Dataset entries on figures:

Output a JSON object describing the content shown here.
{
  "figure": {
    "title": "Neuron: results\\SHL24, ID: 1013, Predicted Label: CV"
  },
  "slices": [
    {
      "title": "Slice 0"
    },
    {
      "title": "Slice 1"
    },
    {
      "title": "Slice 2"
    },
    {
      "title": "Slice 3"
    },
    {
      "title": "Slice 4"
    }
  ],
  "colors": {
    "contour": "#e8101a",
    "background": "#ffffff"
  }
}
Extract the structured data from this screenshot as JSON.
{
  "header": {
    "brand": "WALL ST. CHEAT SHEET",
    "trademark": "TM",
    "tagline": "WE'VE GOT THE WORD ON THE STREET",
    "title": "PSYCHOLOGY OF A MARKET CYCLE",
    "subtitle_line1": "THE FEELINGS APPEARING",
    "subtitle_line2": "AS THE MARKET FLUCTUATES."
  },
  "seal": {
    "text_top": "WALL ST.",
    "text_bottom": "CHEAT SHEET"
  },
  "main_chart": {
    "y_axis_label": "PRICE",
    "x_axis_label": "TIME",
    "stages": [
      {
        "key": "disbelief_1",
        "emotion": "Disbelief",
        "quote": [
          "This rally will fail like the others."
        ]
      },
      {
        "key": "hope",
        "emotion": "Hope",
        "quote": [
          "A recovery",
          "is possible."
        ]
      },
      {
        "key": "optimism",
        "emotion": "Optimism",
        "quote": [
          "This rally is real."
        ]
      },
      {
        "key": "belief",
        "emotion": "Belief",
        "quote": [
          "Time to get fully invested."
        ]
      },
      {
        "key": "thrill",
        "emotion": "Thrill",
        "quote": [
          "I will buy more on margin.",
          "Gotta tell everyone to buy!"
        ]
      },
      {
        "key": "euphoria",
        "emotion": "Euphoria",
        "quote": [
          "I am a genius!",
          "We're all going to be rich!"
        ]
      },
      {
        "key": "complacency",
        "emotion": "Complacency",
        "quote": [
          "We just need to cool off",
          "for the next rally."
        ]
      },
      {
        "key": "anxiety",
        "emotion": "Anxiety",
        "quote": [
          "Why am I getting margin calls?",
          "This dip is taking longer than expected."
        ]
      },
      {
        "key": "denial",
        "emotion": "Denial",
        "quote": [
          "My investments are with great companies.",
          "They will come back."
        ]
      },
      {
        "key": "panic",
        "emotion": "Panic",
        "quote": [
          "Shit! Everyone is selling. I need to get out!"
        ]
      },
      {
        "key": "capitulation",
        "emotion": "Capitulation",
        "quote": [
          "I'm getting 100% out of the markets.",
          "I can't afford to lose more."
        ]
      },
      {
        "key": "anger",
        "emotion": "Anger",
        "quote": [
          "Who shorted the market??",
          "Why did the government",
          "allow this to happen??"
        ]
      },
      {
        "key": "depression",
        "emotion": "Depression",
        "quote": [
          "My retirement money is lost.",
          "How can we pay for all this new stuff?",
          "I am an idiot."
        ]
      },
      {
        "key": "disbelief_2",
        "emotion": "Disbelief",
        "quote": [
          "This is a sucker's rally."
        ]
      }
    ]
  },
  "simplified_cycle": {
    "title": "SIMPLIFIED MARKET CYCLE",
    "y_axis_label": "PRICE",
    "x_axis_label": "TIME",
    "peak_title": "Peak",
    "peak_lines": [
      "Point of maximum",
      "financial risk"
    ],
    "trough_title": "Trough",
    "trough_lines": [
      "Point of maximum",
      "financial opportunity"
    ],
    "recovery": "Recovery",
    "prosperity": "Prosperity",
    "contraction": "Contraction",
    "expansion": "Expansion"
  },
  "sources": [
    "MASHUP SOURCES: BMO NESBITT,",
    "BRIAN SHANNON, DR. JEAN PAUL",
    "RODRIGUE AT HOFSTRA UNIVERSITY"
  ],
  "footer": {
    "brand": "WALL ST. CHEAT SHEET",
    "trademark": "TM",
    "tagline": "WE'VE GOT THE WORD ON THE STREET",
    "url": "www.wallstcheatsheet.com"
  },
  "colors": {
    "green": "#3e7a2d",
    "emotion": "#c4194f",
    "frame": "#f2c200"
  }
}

Job >> The word "need" may occur in lines of the records. Report how many such lines there are, giving only the number.

Output of the exercise >> 2